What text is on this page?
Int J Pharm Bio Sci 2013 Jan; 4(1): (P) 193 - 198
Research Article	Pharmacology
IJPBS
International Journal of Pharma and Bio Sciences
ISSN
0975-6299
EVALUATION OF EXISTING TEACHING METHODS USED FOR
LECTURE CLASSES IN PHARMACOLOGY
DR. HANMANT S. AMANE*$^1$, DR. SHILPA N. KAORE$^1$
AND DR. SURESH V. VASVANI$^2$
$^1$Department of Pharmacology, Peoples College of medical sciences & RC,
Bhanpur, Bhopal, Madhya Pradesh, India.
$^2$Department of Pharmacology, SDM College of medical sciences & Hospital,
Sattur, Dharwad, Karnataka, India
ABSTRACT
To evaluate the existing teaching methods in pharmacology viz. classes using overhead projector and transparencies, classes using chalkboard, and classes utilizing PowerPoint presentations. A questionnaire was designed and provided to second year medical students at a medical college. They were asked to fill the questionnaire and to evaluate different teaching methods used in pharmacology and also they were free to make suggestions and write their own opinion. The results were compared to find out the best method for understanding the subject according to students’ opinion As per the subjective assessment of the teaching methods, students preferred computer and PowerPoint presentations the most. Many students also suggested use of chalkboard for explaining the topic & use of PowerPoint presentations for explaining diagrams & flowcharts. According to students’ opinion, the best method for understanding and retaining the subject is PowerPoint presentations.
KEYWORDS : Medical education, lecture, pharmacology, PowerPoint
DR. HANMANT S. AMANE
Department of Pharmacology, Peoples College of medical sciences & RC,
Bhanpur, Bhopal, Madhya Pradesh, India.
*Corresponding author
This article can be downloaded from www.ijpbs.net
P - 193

* [DO THIS]:
Copy out every line where the word "Department" occurs.

* [SOLUTION]:
$^1$Department of Pharmacology, Peoples College of medical sciences & RC,
$^2$Department of Pharmacology, SDM College of medical sciences & Hospital,
Department of Pharmacology, Peoples College of medical sciences & RC,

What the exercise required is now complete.